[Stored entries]
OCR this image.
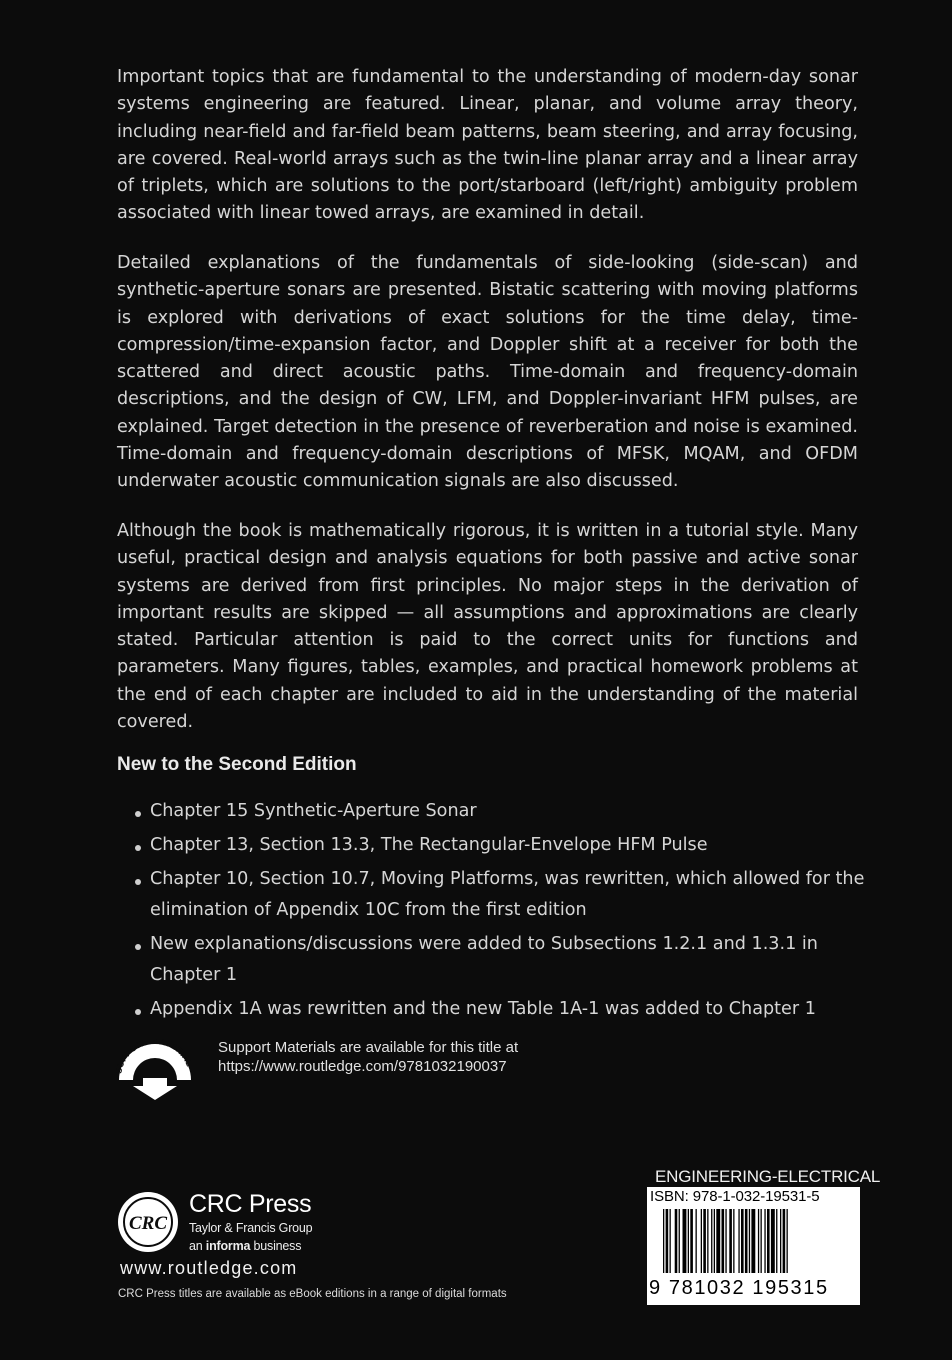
Important topics that are fundamental to the understanding of modern-day sonar systems engineering are featured. Linear, planar, and volume array theory, including near-field and far-field beam patterns, beam steering, and array focusing, are covered. Real-world arrays such as the twin-line planar array and a linear array of triplets, which are solutions to the port/starboard (left/right) ambiguity problem associated with linear towed arrays, are examined in detail.

Detailed explanations of the fundamentals of side-looking (side-scan) and synthetic-aperture sonars are presented. Bistatic scattering with moving platforms is explored with derivations of exact solutions for the time delay, time-compression/time-expansion factor, and Doppler shift at a receiver for both the scattered and direct acoustic paths. Time-domain and frequency-domain descriptions, and the design of CW, LFM, and Doppler-invariant HFM pulses, are explained. Target detection in the presence of reverberation and noise is examined. Time-domain and frequency-domain descriptions of MFSK, MQAM, and OFDM underwater acoustic communication signals are also discussed.

Although the book is mathematically rigorous, it is written in a tutorial style. Many useful, practical design and analysis equations for both passive and active sonar systems are derived from first principles. No major steps in the derivation of important results are skipped — all assumptions and approximations are clearly stated. Particular attention is paid to the correct units for functions and parameters. Many figures, tables, examples, and practical homework problems at the end of each chapter are included to aid in the understanding of the material covered.

New to the Second Edition
Chapter 15 Synthetic-Aperture Sonar
Chapter 13, Section 13.3, The Rectangular-Envelope HFM Pulse
Chapter 10, Section 10.7, Moving Platforms, was rewritten, which allowed for the elimination of Appendix 10C from the first edition
New explanations/discussions were added to Subsections 1.2.1 and 1.3.1 in Chapter 1
Appendix 1A was rewritten and the new Table 1A-1 was added to Chapter 1
SUPPORT MATERIAL
Support Materials are available for this title at
https://www.routledge.com/9781032190037
CRC
CRC Press
Taylor & Francis Group
an informa business
www.routledge.com
CRC Press titles are available as eBook editions in a range of digital formats
ENGINEERING-ELECTRICAL
ISBN: 978-1-032-19531-5
9 781032 195315
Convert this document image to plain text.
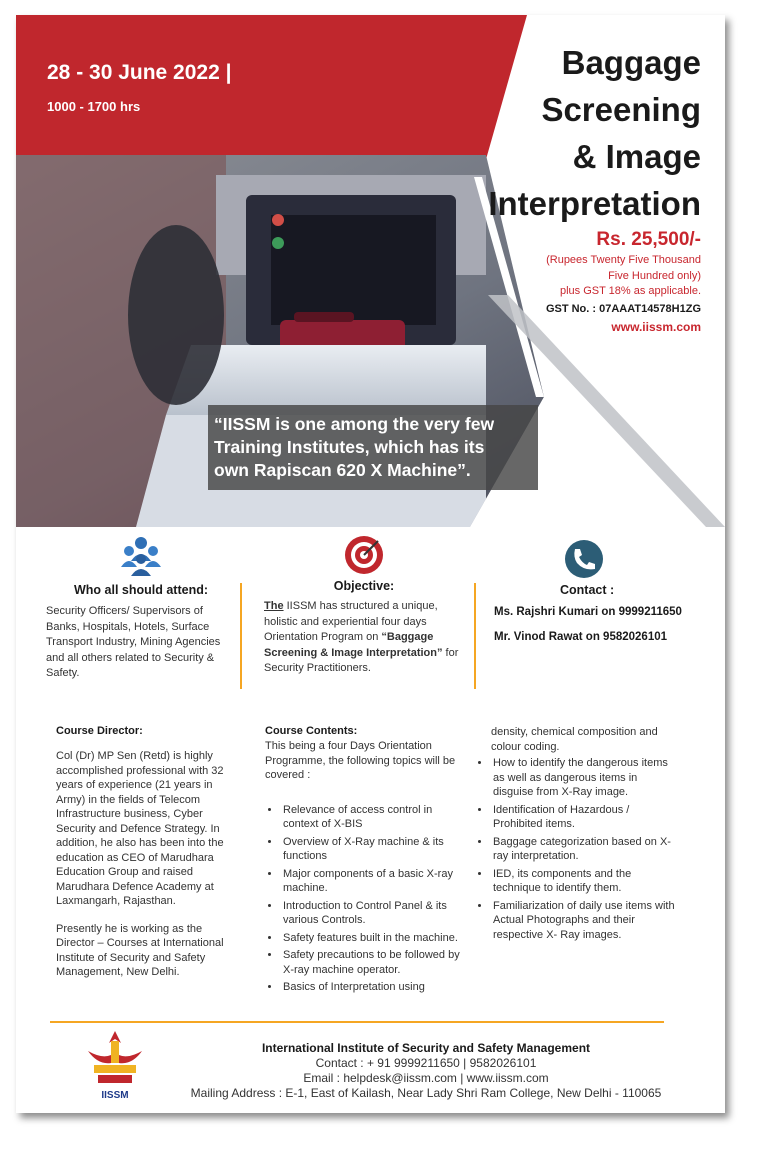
28 - 30 June 2022 |
1000 - 1700 hrs
Baggage
Screening
& Image
Interpretation
Rs. 25,500/-
(Rupees Twenty Five Thousand
Five Hundred only)
plus GST 18% as applicable.
GST No. : 07AAAT14578H1ZG
www.iissm.com
“IISSM is one among the very few
Training Institutes, which has its
own Rapiscan 620 X Machine”.
Who all should attend:
Security Officers/ Supervisors of Banks, Hospitals, Hotels, Surface Transport Industry, Mining Agencies and all others related to Security & Safety.
Objective:
The IISSM has structured a unique, holistic and experiential four days Orientation Program on “Baggage Screening & Image Interpretation” for Security Practitioners.
Contact :
Ms. Rajshri Kumari on 9999211650
Mr. Vinod Rawat on 9582026101
Course Director:
Col (Dr) MP Sen (Retd) is highly accomplished professional with 32 years of experience (21 years in Army) in the fields of Telecom Infrastructure business, Cyber Security and Defence Strategy. In addition, he also has been into the education as CEO of Marudhara Education Group and raised Marudhara Defence Academy at Laxmangarh, Rajasthan.
Presently he is working as the Director – Courses at International Institute of Security and Safety Management, New Delhi.
Course Contents:
This being a four Days Orientation Programme, the following topics will be covered :
• Relevance of access control in context of X-BIS
• Overview of X-Ray machine & its functions
• Major components of a basic X-ray machine.
• Introduction to Control Panel & its various Controls.
• Safety features built in the machine.
• Safety precautions to be followed by X-ray machine operator.
• Basics of Interpretation using
density, chemical composition and colour coding.
• How to identify the dangerous items as well as dangerous items in disguise from X-Ray image.
• Identification of Hazardous / Prohibited items.
• Baggage categorization based on X-ray interpretation.
• IED, its components and the technique to identify them.
• Familiarization of daily use items with Actual Photographs and their respective X- Ray images.
IISSM
International Institute of Security and Safety Management
Contact : + 91 9999211650 | 9582026101
Email : helpdesk@iissm.com | www.iissm.com
Mailing Address : E-1, East of Kailash, Near Lady Shri Ram College, New Delhi - 110065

- [What you need to do]
Scan the material above. Copy each line where "Baggage" occurs.

- [Answer below]
Baggage
The IISSM has structured a unique, holistic and experiential four days Orientation Program on “Baggage Screening & Image Interpretation” for Security Practitioners.
• Baggage categorization based on X-ray interpretation.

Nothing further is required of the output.